:: Figure record extracts ::
━━━━━━━━━━━━━━━━━━━━━━━━━━━━━━
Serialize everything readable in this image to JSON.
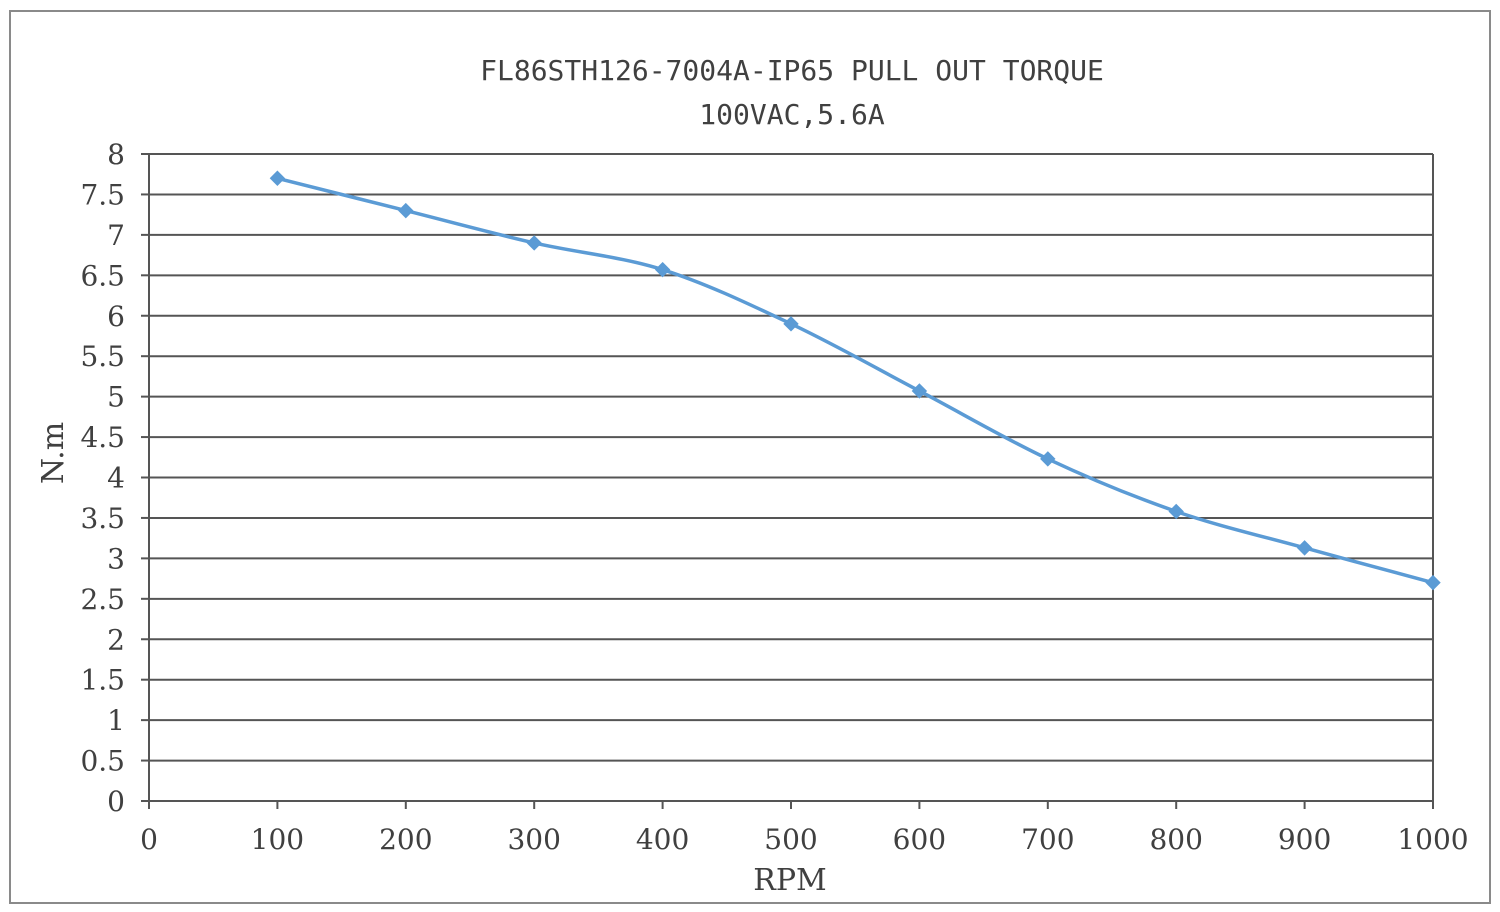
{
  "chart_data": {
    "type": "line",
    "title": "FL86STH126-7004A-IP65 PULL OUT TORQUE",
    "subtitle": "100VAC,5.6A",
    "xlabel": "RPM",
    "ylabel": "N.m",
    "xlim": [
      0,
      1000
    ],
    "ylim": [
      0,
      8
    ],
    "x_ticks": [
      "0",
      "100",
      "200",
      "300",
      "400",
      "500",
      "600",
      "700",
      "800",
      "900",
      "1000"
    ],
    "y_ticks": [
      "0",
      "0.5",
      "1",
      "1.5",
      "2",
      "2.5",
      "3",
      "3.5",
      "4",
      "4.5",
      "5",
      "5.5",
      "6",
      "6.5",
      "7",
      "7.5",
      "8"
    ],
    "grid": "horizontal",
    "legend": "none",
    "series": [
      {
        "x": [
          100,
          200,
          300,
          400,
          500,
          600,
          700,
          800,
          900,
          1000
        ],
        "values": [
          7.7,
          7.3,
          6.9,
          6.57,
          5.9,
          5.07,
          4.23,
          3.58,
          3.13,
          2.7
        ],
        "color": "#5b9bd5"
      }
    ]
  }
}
━━━━━━━━━━━━━━━━━━━━━━━━━━━━━━
:: What is being asked ::
Write out the full set of lines verbatim, without the pictures.

:: Full output ::
Serialize everything readable in this image to JSON.
{
  "chart_data": {
    "type": "line",
    "title": "FL86STH126-7004A-IP65 PULL OUT TORQUE",
    "subtitle": "100VAC,5.6A",
    "xlabel": "RPM",
    "ylabel": "N.m",
    "xlim": [
      0,
      1000
    ],
    "ylim": [
      0,
      8
    ],
    "x_ticks": [
      "0",
      "100",
      "200",
      "300",
      "400",
      "500",
      "600",
      "700",
      "800",
      "900",
      "1000"
    ],
    "y_ticks": [
      "0",
      "0.5",
      "1",
      "1.5",
      "2",
      "2.5",
      "3",
      "3.5",
      "4",
      "4.5",
      "5",
      "5.5",
      "6",
      "6.5",
      "7",
      "7.5",
      "8"
    ],
    "grid": "horizontal",
    "legend": "none",
    "series": [
      {
        "x": [
          100,
          200,
          300,
          400,
          500,
          600,
          700,
          800,
          900,
          1000
        ],
        "values": [
          7.7,
          7.3,
          6.9,
          6.57,
          5.9,
          5.07,
          4.23,
          3.58,
          3.13,
          2.7
        ],
        "color": "#5b9bd5"
      }
    ]
  }
}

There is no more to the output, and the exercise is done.